Exercise prompt: Repeat each record exactly. Any picture gets left out.

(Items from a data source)
--- Start ---

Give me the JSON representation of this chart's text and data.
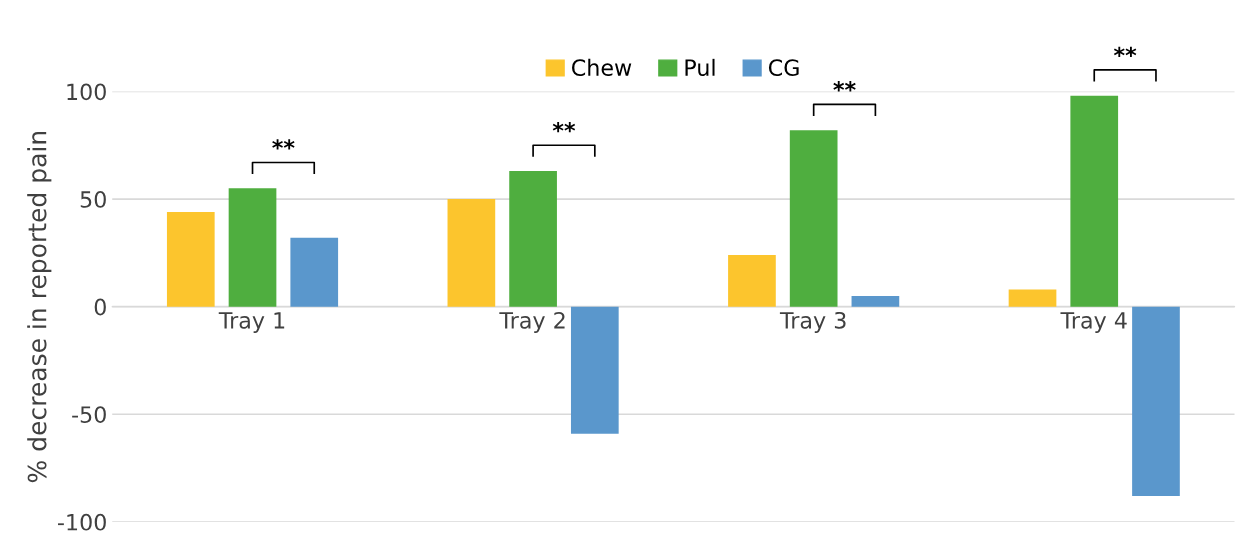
{
  "chart_data": {
    "type": "bar",
    "ylabel": "% decrease in reported pain",
    "categories": [
      "Tray 1",
      "Tray 2",
      "Tray 3",
      "Tray 4"
    ],
    "series": [
      {
        "name": "Chew",
        "color": "#fcc52d",
        "values": [
          44,
          50,
          24,
          8
        ]
      },
      {
        "name": "Pul",
        "color": "#4fae3f",
        "values": [
          55,
          63,
          82,
          98
        ]
      },
      {
        "name": "CG",
        "color": "#5a97cc",
        "values": [
          32,
          -59,
          5,
          -88
        ]
      }
    ],
    "ylim": [
      -100,
      100
    ],
    "yticks": [
      -100,
      -50,
      0,
      50,
      100
    ],
    "grid": "y",
    "legend": "top",
    "annotations": [
      "**",
      "**",
      "**",
      "**"
    ]
  }
}
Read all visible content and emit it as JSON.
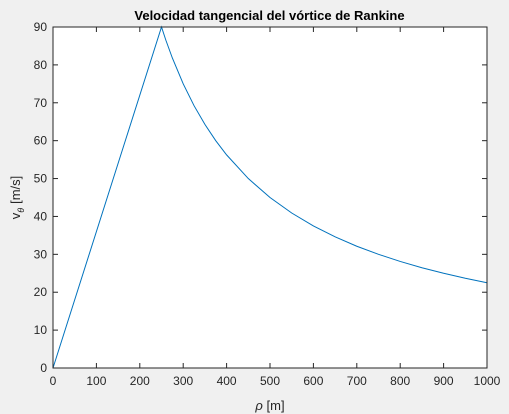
{
  "chart_data": {
    "type": "line",
    "title": "Velocidad tangencial del vórtice de Rankine",
    "xlabel": {
      "symbol": "ρ",
      "unit": "[m]"
    },
    "ylabel": {
      "base": "v",
      "subscript": "θ",
      "unit": "[m/s]"
    },
    "xlim": [
      0,
      1000
    ],
    "ylim": [
      0,
      90
    ],
    "xticks": [
      0,
      100,
      200,
      300,
      400,
      500,
      600,
      700,
      800,
      900,
      1000
    ],
    "yticks": [
      0,
      10,
      20,
      30,
      40,
      50,
      60,
      70,
      80,
      90
    ],
    "grid": false,
    "box": true,
    "series": [
      {
        "color": "#0072bd",
        "x": [
          0,
          250,
          260,
          275,
          300,
          325,
          350,
          375,
          400,
          450,
          500,
          550,
          600,
          650,
          700,
          750,
          800,
          850,
          900,
          950,
          1000
        ],
        "y": [
          0,
          90,
          86.54,
          81.82,
          75.0,
          69.23,
          64.29,
          60.0,
          56.25,
          50.0,
          45.0,
          40.91,
          37.5,
          34.62,
          32.14,
          30.0,
          28.13,
          26.47,
          25.0,
          23.68,
          22.5
        ]
      }
    ]
  }
}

--- End ---

Output for this task:
Give me the JSON representation of this chart's text and data.
{
  "chart_data": {
    "type": "bar",
    "ylabel": "% decrease in reported pain",
    "categories": [
      "Tray 1",
      "Tray 2",
      "Tray 3",
      "Tray 4"
    ],
    "series": [
      {
        "name": "Chew",
        "color": "#fcc52d",
        "values": [
          44,
          50,
          24,
          8
        ]
      },
      {
        "name": "Pul",
        "color": "#4fae3f",
        "values": [
          55,
          63,
          82,
          98
        ]
      },
      {
        "name": "CG",
        "color": "#5a97cc",
        "values": [
          32,
          -59,
          5,
          -88
        ]
      }
    ],
    "ylim": [
      -100,
      100
    ],
    "yticks": [
      -100,
      -50,
      0,
      50,
      100
    ],
    "grid": "y",
    "legend": "top",
    "annotations": [
      "**",
      "**",
      "**",
      "**"
    ]
  }
}
Read all visible content and emit it as JSON.
{
  "chart_data": {
    "type": "line",
    "title": "Velocidad tangencial del vórtice de Rankine",
    "xlabel": {
      "symbol": "ρ",
      "unit": "[m]"
    },
    "ylabel": {
      "base": "v",
      "subscript": "θ",
      "unit": "[m/s]"
    },
    "xlim": [
      0,
      1000
    ],
    "ylim": [
      0,
      90
    ],
    "xticks": [
      0,
      100,
      200,
      300,
      400,
      500,
      600,
      700,
      800,
      900,
      1000
    ],
    "yticks": [
      0,
      10,
      20,
      30,
      40,
      50,
      60,
      70,
      80,
      90
    ],
    "grid": false,
    "box": true,
    "series": [
      {
        "color": "#0072bd",
        "x": [
          0,
          250,
          260,
          275,
          300,
          325,
          350,
          375,
          400,
          450,
          500,
          550,
          600,
          650,
          700,
          750,
          800,
          850,
          900,
          950,
          1000
        ],
        "y": [
          0,
          90,
          86.54,
          81.82,
          75.0,
          69.23,
          64.29,
          60.0,
          56.25,
          50.0,
          45.0,
          40.91,
          37.5,
          34.62,
          32.14,
          30.0,
          28.13,
          26.47,
          25.0,
          23.68,
          22.5
        ]
      }
    ]
  }
}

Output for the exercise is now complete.